Identify each line in the records below that contains the word "JSON", and copy it.

********

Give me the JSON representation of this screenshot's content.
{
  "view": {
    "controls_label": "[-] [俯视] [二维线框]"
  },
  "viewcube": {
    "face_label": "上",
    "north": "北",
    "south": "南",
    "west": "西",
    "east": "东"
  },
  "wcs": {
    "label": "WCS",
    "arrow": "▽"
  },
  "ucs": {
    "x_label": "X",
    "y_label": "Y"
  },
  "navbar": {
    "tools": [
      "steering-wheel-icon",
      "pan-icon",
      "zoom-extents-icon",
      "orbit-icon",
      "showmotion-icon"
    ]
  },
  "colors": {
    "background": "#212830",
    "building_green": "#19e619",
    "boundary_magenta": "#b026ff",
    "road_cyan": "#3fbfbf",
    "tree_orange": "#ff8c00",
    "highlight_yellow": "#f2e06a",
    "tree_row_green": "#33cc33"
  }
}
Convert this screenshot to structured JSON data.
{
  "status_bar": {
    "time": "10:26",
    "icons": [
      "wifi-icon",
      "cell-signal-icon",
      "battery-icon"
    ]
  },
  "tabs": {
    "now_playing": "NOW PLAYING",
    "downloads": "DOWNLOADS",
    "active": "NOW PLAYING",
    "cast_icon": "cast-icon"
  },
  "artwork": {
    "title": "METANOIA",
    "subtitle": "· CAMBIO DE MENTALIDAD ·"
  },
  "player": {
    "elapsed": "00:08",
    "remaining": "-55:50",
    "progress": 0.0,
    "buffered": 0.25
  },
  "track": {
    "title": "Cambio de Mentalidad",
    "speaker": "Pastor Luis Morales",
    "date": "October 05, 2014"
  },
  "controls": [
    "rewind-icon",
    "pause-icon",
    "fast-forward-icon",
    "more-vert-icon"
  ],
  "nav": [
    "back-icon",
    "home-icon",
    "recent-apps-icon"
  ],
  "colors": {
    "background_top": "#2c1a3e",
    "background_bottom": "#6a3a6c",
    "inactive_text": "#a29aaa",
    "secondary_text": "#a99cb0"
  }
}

********

» THE ANSWER:
Give me the JSON representation of this screenshot's content.
Convert this screenshot to structured JSON data.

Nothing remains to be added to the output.